Task objective: Could you write out every entry exactly as it stands?

Items:
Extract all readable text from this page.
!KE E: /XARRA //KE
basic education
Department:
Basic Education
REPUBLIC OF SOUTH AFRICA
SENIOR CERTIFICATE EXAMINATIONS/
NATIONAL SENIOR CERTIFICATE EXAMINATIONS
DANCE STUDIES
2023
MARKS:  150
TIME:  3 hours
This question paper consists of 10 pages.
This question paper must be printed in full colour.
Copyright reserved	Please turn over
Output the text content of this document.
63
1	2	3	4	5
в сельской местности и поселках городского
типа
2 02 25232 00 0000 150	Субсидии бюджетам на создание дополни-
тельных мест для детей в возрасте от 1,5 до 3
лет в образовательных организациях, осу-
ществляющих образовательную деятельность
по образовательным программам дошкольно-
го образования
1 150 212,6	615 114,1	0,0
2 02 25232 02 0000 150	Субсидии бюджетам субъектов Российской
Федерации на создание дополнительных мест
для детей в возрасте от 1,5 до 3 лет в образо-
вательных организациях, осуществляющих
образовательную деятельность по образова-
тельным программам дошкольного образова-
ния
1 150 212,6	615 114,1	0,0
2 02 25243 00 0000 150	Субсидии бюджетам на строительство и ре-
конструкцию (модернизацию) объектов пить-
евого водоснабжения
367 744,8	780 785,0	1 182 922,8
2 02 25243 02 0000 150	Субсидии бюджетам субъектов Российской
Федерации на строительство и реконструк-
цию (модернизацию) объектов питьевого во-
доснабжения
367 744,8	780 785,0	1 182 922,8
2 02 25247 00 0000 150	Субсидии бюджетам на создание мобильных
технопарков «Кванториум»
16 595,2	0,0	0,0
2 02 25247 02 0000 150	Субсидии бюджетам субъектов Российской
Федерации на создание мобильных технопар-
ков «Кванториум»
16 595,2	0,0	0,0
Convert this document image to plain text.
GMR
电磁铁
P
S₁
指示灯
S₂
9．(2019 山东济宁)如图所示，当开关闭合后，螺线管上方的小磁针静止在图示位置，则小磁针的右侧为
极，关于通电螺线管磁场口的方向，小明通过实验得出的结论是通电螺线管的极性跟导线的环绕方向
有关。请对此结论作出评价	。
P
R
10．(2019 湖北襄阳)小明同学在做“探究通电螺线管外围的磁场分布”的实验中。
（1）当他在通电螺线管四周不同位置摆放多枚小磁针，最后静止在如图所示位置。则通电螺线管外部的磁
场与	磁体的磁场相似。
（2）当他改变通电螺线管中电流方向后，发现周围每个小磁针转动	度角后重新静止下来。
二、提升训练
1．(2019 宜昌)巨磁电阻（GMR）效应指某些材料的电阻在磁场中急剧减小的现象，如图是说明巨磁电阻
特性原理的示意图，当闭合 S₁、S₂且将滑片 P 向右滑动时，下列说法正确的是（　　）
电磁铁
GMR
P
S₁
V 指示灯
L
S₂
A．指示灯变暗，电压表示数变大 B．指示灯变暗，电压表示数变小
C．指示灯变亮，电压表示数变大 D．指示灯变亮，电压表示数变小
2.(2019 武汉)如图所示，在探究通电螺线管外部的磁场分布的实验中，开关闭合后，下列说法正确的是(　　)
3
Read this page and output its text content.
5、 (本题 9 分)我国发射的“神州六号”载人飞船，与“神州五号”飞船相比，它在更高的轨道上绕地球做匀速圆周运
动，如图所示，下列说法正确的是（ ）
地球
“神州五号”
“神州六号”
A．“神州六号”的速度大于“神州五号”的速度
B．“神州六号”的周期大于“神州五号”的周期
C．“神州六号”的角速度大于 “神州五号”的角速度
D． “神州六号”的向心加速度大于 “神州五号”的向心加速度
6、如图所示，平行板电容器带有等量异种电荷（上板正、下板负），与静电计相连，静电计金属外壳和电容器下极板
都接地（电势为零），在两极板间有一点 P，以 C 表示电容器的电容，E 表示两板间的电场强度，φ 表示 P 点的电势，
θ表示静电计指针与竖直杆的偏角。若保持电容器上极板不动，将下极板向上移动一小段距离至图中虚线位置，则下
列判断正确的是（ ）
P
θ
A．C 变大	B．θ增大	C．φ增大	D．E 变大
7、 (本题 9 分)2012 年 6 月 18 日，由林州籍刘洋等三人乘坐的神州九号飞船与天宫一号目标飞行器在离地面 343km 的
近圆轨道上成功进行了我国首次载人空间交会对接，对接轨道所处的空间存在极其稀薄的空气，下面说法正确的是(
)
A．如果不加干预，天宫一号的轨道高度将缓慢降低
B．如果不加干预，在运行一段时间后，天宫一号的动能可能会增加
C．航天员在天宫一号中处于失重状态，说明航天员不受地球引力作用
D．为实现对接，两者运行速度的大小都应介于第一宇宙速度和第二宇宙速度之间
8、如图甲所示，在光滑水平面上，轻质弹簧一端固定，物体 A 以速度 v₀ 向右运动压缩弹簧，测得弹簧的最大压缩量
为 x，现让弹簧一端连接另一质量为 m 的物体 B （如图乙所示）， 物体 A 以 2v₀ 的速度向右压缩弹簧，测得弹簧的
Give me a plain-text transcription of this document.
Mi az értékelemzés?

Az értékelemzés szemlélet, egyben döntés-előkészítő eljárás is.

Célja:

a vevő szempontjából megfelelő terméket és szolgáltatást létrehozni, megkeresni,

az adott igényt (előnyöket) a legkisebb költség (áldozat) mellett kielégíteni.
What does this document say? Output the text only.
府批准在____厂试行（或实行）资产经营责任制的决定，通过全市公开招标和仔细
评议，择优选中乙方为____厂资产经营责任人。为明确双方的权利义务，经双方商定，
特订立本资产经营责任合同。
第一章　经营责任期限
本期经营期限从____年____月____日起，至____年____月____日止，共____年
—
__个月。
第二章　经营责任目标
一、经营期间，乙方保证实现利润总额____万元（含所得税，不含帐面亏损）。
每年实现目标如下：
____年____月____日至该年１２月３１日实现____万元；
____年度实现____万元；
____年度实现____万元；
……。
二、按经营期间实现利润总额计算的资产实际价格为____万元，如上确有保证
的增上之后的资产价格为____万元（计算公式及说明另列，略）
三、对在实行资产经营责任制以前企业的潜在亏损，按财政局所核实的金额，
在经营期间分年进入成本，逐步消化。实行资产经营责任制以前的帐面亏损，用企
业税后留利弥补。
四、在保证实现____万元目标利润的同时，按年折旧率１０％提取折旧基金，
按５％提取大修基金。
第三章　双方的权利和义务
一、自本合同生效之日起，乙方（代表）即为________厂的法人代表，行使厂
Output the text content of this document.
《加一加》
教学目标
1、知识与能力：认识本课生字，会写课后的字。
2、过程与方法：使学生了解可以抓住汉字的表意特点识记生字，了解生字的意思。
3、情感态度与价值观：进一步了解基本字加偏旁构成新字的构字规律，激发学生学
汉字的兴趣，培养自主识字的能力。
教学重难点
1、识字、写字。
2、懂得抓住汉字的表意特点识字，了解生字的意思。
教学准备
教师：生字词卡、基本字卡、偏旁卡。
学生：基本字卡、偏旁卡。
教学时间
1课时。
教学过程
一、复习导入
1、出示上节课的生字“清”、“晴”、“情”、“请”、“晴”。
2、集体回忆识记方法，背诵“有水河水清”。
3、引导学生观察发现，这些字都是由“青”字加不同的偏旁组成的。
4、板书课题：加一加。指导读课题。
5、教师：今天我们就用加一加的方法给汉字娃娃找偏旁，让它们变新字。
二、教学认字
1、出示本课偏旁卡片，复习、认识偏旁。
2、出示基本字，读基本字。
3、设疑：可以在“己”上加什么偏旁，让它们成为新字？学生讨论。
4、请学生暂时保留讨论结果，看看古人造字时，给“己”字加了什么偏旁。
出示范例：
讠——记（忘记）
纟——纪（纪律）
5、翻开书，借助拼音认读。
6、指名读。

Written solution:
Extract all readable text from this page.
!KE E: /XARRA //KE
basic education
Department:
Basic Education
REPUBLIC OF SOUTH AFRICA
SENIOR CERTIFICATE EXAMINATIONS/
NATIONAL SENIOR CERTIFICATE EXAMINATIONS
DANCE STUDIES
2023
MARKS:  150
TIME:  3 hours
This question paper consists of 10 pages.
This question paper must be printed in full colour.
Copyright reserved	Please turn over
Output the text content of this document.
63
1	2	3	4	5
в сельской местности и поселках городского
типа
2 02 25232 00 0000 150	Субсидии бюджетам на создание дополни-
тельных мест для детей в возрасте от 1,5 до 3
лет в образовательных организациях, осу-
ществляющих образовательную деятельность
по образовательным программам дошкольно-
го образования
1 150 212,6	615 114,1	0,0
2 02 25232 02 0000 150	Субсидии бюджетам субъектов Российской
Федерации на создание дополнительных мест
для детей в возрасте от 1,5 до 3 лет в образо-
вательных организациях, осуществляющих
образовательную деятельность по образова-
тельным программам дошкольного образова-
ния
1 150 212,6	615 114,1	0,0
2 02 25243 00 0000 150	Субсидии бюджетам на строительство и ре-
конструкцию (модернизацию) объектов пить-
евого водоснабжения
367 744,8	780 785,0	1 182 922,8
2 02 25243 02 0000 150	Субсидии бюджетам субъектов Российской
Федерации на строительство и реконструк-
цию (модернизацию) объектов питьевого во-
доснабжения
367 744,8	780 785,0	1 182 922,8
2 02 25247 00 0000 150	Субсидии бюджетам на создание мобильных
технопарков «Кванториум»
16 595,2	0,0	0,0
2 02 25247 02 0000 150	Субсидии бюджетам субъектов Российской
Федерации на создание мобильных технопар-
ков «Кванториум»
16 595,2	0,0	0,0
Convert this document image to plain text.
GMR
电磁铁
P
S₁
指示灯
S₂
9．(2019 山东济宁)如图所示，当开关闭合后，螺线管上方的小磁针静止在图示位置，则小磁针的右侧为
极，关于通电螺线管磁场口的方向，小明通过实验得出的结论是通电螺线管的极性跟导线的环绕方向
有关。请对此结论作出评价	。
P
R
10．(2019 湖北襄阳)小明同学在做“探究通电螺线管外围的磁场分布”的实验中。
（1）当他在通电螺线管四周不同位置摆放多枚小磁针，最后静止在如图所示位置。则通电螺线管外部的磁
场与	磁体的磁场相似。
（2）当他改变通电螺线管中电流方向后，发现周围每个小磁针转动	度角后重新静止下来。
二、提升训练
1．(2019 宜昌)巨磁电阻（GMR）效应指某些材料的电阻在磁场中急剧减小的现象，如图是说明巨磁电阻
特性原理的示意图，当闭合 S₁、S₂且将滑片 P 向右滑动时，下列说法正确的是（　　）
电磁铁
GMR
P
S₁
V 指示灯
L
S₂
A．指示灯变暗，电压表示数变大 B．指示灯变暗，电压表示数变小
C．指示灯变亮，电压表示数变大 D．指示灯变亮，电压表示数变小
2.(2019 武汉)如图所示，在探究通电螺线管外部的磁场分布的实验中，开关闭合后，下列说法正确的是(　　)
3
Read this page and output its text content.
5、 (本题 9 分)我国发射的“神州六号”载人飞船，与“神州五号”飞船相比，它在更高的轨道上绕地球做匀速圆周运
动，如图所示，下列说法正确的是（ ）
地球
“神州五号”
“神州六号”
A．“神州六号”的速度大于“神州五号”的速度
B．“神州六号”的周期大于“神州五号”的周期
C．“神州六号”的角速度大于 “神州五号”的角速度
D． “神州六号”的向心加速度大于 “神州五号”的向心加速度
6、如图所示，平行板电容器带有等量异种电荷（上板正、下板负），与静电计相连，静电计金属外壳和电容器下极板
都接地（电势为零），在两极板间有一点 P，以 C 表示电容器的电容，E 表示两板间的电场强度，φ 表示 P 点的电势，
θ表示静电计指针与竖直杆的偏角。若保持电容器上极板不动，将下极板向上移动一小段距离至图中虚线位置，则下
列判断正确的是（ ）
P
θ
A．C 变大	B．θ增大	C．φ增大	D．E 变大
7、 (本题 9 分)2012 年 6 月 18 日，由林州籍刘洋等三人乘坐的神州九号飞船与天宫一号目标飞行器在离地面 343km 的
近圆轨道上成功进行了我国首次载人空间交会对接，对接轨道所处的空间存在极其稀薄的空气，下面说法正确的是(
)
A．如果不加干预，天宫一号的轨道高度将缓慢降低
B．如果不加干预，在运行一段时间后，天宫一号的动能可能会增加
C．航天员在天宫一号中处于失重状态，说明航天员不受地球引力作用
D．为实现对接，两者运行速度的大小都应介于第一宇宙速度和第二宇宙速度之间
8、如图甲所示，在光滑水平面上，轻质弹簧一端固定，物体 A 以速度 v₀ 向右运动压缩弹簧，测得弹簧的最大压缩量
为 x，现让弹簧一端连接另一质量为 m 的物体 B （如图乙所示）， 物体 A 以 2v₀ 的速度向右压缩弹簧，测得弹簧的
Give me a plain-text transcription of this document.
Mi az értékelemzés?

Az értékelemzés szemlélet, egyben döntés-előkészítő eljárás is.

Célja:

a vevő szempontjából megfelelő terméket és szolgáltatást létrehozni, megkeresni,

az adott igényt (előnyöket) a legkisebb költség (áldozat) mellett kielégíteni.
What does this document say? Output the text only.
府批准在____厂试行（或实行）资产经营责任制的决定，通过全市公开招标和仔细
评议，择优选中乙方为____厂资产经营责任人。为明确双方的权利义务，经双方商定，
特订立本资产经营责任合同。
第一章　经营责任期限
本期经营期限从____年____月____日起，至____年____月____日止，共____年
—
__个月。
第二章　经营责任目标
一、经营期间，乙方保证实现利润总额____万元（含所得税，不含帐面亏损）。
每年实现目标如下：
____年____月____日至该年１２月３１日实现____万元；
____年度实现____万元；
____年度实现____万元；
……。
二、按经营期间实现利润总额计算的资产实际价格为____万元，如上确有保证
的增上之后的资产价格为____万元（计算公式及说明另列，略）
三、对在实行资产经营责任制以前企业的潜在亏损，按财政局所核实的金额，
在经营期间分年进入成本，逐步消化。实行资产经营责任制以前的帐面亏损，用企
业税后留利弥补。
四、在保证实现____万元目标利润的同时，按年折旧率１０％提取折旧基金，
按５％提取大修基金。
第三章　双方的权利和义务
一、自本合同生效之日起，乙方（代表）即为________厂的法人代表，行使厂
Output the text content of this document.
《加一加》
教学目标
1、知识与能力：认识本课生字，会写课后的字。
2、过程与方法：使学生了解可以抓住汉字的表意特点识记生字，了解生字的意思。
3、情感态度与价值观：进一步了解基本字加偏旁构成新字的构字规律，激发学生学
汉字的兴趣，培养自主识字的能力。
教学重难点
1、识字、写字。
2、懂得抓住汉字的表意特点识字，了解生字的意思。
教学准备
教师：生字词卡、基本字卡、偏旁卡。
学生：基本字卡、偏旁卡。
教学时间
1课时。
教学过程
一、复习导入
1、出示上节课的生字“清”、“晴”、“情”、“请”、“晴”。
2、集体回忆识记方法，背诵“有水河水清”。
3、引导学生观察发现，这些字都是由“青”字加不同的偏旁组成的。
4、板书课题：加一加。指导读课题。
5、教师：今天我们就用加一加的方法给汉字娃娃找偏旁，让它们变新字。
二、教学认字
1、出示本课偏旁卡片，复习、认识偏旁。
2、出示基本字，读基本字。
3、设疑：可以在“己”上加什么偏旁，让它们成为新字？学生讨论。
4、请学生暂时保留讨论结果，看看古人造字时，给“己”字加了什么偏旁。
出示范例：
讠——记（忘记）
纟——纪（纪律）
5、翻开书，借助拼音认读。
6、指名读。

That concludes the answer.